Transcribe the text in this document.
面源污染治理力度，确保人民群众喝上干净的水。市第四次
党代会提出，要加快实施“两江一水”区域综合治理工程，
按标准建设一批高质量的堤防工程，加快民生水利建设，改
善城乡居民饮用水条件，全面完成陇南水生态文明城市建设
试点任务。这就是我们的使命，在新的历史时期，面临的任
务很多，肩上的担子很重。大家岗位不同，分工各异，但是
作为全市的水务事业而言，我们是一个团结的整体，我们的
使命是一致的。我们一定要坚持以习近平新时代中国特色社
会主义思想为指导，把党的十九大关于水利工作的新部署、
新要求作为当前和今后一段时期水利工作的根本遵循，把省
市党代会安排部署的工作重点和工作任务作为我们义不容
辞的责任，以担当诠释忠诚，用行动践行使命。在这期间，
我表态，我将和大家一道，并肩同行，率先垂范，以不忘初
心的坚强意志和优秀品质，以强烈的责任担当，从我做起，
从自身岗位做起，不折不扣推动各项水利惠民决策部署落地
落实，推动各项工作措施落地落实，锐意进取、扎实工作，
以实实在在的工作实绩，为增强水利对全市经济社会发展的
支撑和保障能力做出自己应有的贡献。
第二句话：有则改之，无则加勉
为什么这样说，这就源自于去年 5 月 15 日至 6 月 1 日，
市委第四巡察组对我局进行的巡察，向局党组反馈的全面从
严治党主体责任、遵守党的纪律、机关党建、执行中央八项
-------------------------
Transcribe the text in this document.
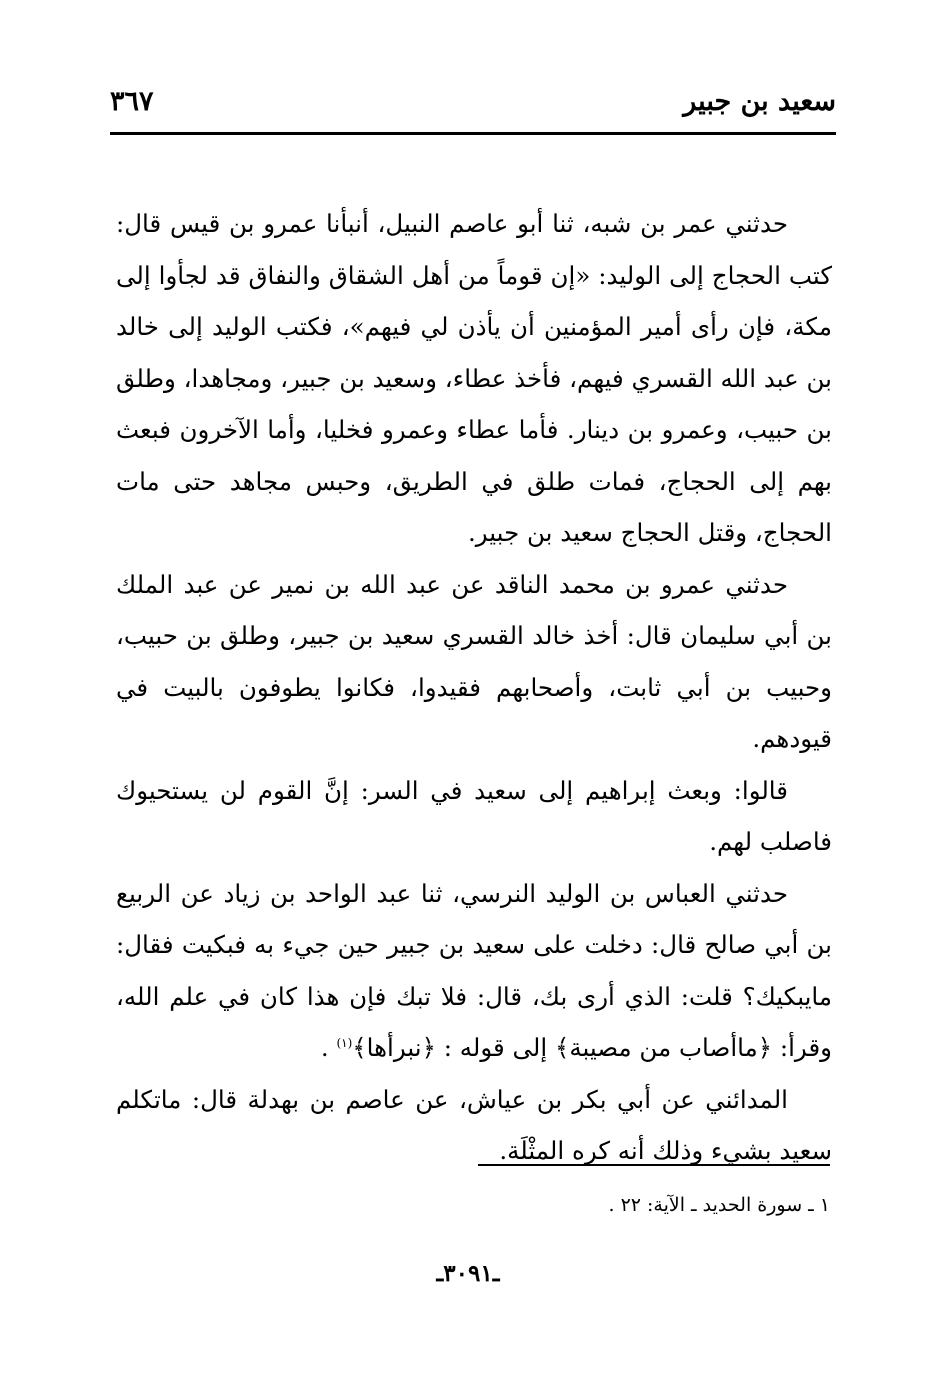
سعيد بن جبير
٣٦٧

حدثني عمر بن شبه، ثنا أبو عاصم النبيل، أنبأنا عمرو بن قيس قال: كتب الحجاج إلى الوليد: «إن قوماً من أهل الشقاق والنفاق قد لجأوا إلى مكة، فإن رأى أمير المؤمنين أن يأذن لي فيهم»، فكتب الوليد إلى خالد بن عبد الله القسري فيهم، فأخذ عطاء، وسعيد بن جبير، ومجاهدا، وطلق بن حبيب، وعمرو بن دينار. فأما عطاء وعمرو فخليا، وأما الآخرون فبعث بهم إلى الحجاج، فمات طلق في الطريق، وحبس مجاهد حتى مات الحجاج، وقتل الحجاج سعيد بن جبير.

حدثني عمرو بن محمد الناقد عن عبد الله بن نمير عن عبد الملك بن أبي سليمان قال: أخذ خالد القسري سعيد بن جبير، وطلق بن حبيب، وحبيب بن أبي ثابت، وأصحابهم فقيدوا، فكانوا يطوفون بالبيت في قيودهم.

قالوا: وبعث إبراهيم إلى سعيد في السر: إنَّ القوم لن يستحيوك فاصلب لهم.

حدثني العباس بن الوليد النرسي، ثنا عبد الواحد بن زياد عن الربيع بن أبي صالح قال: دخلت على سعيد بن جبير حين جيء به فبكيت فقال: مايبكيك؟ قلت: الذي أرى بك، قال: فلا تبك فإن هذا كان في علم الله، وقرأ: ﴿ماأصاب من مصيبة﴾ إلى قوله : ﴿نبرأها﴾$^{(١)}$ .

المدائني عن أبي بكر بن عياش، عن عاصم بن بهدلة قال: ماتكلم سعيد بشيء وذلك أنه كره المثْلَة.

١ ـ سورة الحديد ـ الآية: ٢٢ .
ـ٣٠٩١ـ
-------------------------
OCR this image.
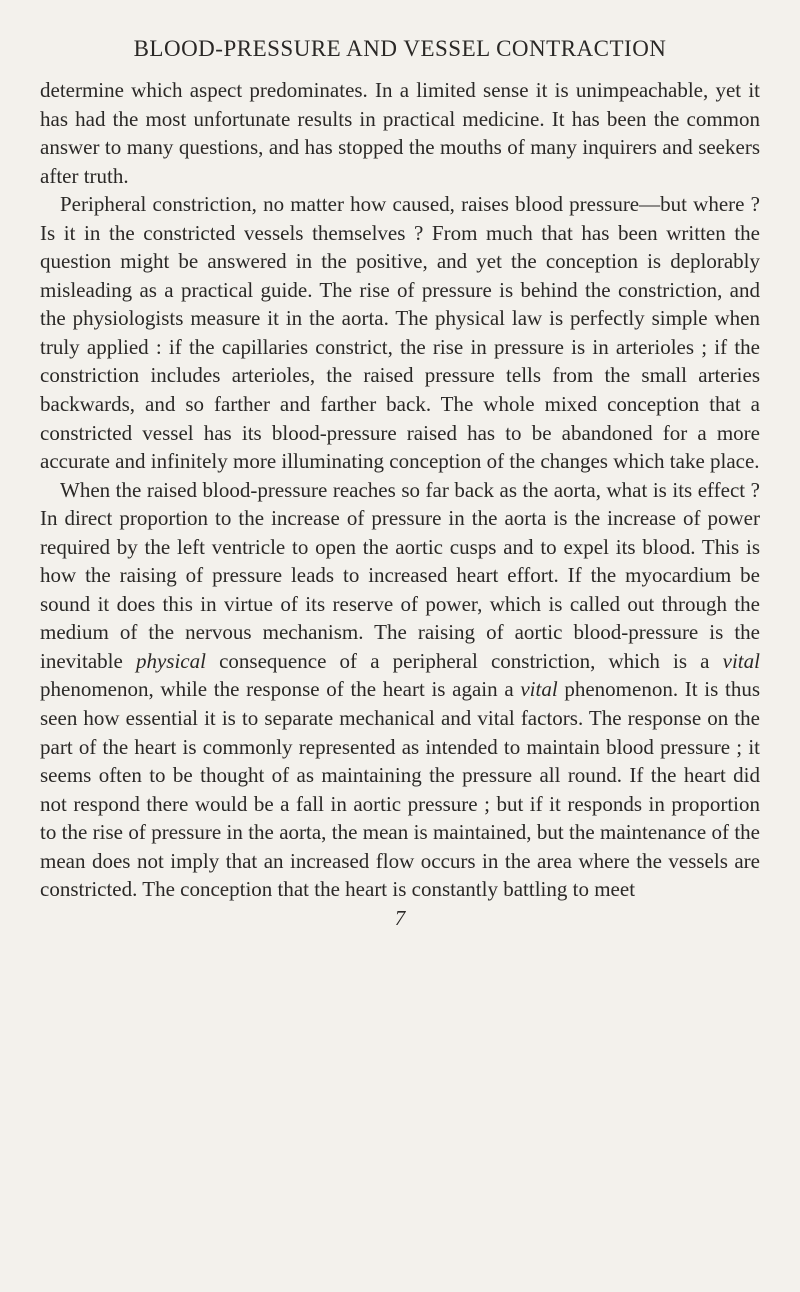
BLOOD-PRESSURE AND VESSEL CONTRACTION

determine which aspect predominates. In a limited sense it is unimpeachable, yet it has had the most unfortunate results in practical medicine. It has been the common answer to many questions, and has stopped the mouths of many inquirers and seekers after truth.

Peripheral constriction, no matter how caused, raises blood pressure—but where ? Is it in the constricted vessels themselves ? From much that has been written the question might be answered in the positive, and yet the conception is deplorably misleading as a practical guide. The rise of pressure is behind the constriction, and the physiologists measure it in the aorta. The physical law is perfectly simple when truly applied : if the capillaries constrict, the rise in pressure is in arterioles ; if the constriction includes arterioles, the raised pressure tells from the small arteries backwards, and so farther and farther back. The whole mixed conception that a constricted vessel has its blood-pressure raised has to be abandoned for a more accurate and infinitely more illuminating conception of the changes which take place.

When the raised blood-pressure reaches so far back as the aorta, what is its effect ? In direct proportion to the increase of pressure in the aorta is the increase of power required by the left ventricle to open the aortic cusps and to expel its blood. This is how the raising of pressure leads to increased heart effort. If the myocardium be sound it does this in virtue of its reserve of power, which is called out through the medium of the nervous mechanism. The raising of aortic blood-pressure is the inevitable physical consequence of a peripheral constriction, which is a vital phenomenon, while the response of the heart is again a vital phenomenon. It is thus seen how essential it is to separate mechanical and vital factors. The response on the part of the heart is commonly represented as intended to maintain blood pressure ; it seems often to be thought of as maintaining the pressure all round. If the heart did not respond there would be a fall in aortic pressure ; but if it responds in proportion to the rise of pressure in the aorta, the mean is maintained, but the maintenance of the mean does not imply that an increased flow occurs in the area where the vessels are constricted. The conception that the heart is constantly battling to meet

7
-------------------------
> [WORK REQUIRED]
Look through the entries above and list every line containing "عمرو".

> [EXPECTED ANSWER]
حدثني عمر بن شبه، ثنا أبو عاصم النبيل، أنبأنا عمرو بن قيس قال: كتب الحجاج إلى الوليد: «إن قوماً من أهل الشقاق والنفاق قد لجأوا إلى مكة، فإن رأى أمير المؤمنين أن يأذن لي فيهم»، فكتب الوليد إلى خالد بن عبد الله القسري فيهم، فأخذ عطاء، وسعيد بن جبير، ومجاهدا، وطلق بن حبيب، وعمرو بن دينار. فأما عطاء وعمرو فخليا، وأما الآخرون فبعث بهم إلى الحجاج، فمات طلق في الطريق، وحبس مجاهد حتى مات الحجاج، وقتل الحجاج سعيد بن جبير.
حدثني عمرو بن محمد الناقد عن عبد الله بن نمير عن عبد الملك بن أبي سليمان قال: أخذ خالد القسري سعيد بن جبير، وطلق بن حبيب، وحبيب بن أبي ثابت، وأصحابهم فقيدوا، فكانوا يطوفون بالبيت في قيودهم.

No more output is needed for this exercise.